> EXERCISE AIM: Check every line below for the word "Organisation" and copy the ones that have it.

Excerpt from a dataset:
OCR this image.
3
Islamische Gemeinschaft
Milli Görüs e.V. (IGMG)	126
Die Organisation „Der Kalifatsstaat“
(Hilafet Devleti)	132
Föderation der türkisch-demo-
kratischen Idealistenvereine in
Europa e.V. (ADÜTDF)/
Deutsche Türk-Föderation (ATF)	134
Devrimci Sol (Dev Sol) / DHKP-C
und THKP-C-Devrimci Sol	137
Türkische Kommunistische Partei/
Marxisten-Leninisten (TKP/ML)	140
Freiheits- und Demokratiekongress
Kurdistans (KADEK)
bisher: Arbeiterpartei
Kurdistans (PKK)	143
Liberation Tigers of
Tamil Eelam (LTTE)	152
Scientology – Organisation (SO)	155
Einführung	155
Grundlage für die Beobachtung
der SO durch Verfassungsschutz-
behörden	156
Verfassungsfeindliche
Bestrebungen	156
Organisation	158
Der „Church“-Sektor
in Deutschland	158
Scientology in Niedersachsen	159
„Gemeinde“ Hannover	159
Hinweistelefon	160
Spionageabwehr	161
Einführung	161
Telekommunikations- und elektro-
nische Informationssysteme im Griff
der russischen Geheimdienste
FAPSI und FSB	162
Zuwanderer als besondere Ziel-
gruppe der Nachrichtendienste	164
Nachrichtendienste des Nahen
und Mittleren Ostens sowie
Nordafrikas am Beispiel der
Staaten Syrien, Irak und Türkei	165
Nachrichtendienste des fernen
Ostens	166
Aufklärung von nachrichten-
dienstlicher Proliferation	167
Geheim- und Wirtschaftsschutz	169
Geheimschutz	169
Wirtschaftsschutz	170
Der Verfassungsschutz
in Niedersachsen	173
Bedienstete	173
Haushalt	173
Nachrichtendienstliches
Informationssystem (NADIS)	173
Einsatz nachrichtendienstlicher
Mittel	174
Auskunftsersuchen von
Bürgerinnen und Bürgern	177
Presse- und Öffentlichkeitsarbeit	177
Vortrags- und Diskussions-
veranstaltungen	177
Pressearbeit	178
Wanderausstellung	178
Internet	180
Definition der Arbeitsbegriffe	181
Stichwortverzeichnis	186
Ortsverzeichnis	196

> ANSWER FOR THE TASK:
Die Organisation „Der Kalifatsstaat“
Scientology – Organisation (SO)	155
Organisation	158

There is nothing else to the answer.